> **Given task**
Locate every line in the records below that holds the word "correção" and return each one.

(Saved entries)
_____

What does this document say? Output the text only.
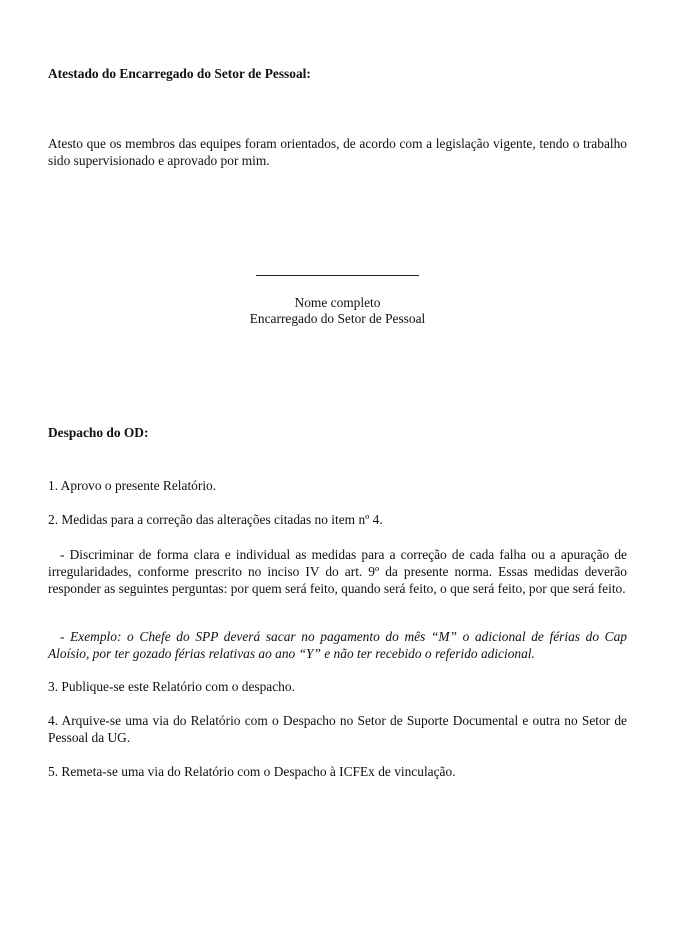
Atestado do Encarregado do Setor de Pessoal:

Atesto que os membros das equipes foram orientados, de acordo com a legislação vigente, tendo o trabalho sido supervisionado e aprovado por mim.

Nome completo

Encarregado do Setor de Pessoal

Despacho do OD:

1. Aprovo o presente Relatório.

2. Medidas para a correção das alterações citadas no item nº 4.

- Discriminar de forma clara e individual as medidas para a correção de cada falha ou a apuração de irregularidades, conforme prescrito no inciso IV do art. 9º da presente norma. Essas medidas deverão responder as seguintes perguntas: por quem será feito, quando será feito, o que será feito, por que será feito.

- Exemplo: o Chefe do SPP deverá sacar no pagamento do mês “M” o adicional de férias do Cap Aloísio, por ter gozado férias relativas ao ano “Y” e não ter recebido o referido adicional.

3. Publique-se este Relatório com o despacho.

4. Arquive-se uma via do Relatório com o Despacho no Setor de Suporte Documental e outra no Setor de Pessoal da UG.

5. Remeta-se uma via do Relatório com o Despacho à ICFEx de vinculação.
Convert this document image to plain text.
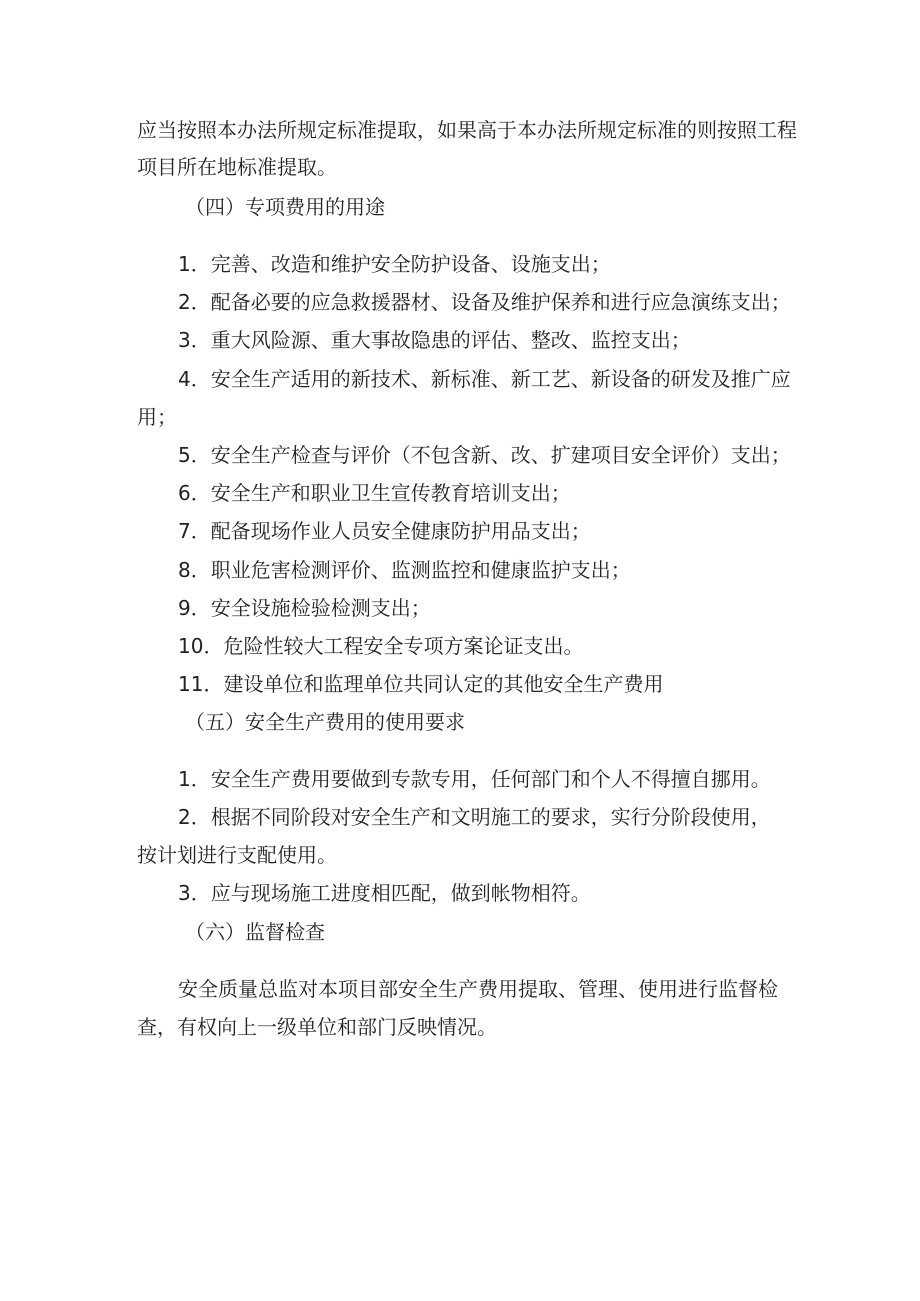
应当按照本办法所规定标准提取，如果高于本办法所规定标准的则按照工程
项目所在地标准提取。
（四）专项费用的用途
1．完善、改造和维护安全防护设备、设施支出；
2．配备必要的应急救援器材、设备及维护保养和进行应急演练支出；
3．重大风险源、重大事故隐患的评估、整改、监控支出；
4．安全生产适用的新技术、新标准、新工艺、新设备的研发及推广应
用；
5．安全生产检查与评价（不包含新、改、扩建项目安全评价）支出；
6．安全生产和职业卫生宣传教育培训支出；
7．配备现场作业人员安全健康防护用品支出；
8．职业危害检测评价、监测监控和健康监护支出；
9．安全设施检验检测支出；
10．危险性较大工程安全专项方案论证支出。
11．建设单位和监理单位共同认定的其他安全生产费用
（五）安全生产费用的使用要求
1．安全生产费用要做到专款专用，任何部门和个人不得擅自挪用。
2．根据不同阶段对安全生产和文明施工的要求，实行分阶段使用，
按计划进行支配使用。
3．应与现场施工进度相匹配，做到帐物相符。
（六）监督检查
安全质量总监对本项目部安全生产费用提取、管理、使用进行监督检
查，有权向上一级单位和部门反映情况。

_____

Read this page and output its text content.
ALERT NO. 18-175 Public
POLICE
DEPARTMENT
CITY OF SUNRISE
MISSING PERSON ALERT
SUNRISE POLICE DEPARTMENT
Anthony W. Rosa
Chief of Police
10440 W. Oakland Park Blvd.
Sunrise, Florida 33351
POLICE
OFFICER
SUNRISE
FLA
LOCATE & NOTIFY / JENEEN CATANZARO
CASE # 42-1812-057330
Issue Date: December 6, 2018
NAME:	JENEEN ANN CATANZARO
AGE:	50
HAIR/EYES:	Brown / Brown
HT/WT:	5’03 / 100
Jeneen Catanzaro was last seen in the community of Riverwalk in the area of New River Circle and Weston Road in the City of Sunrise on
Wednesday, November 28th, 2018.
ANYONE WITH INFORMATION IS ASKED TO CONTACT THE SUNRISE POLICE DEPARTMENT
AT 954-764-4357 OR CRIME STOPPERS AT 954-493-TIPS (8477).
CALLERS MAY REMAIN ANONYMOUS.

_____

> **Final result**
2. Medidas para a correção das alterações citadas no item nº 4.
- Discriminar de forma clara e individual as medidas para a correção de cada falha ou a apuração de irregularidades, conforme prescrito no inciso IV do art. 9º da presente norma. Essas medidas deverão responder as seguintes perguntas: por quem será feito, quando será feito, o que será feito, por que será feito.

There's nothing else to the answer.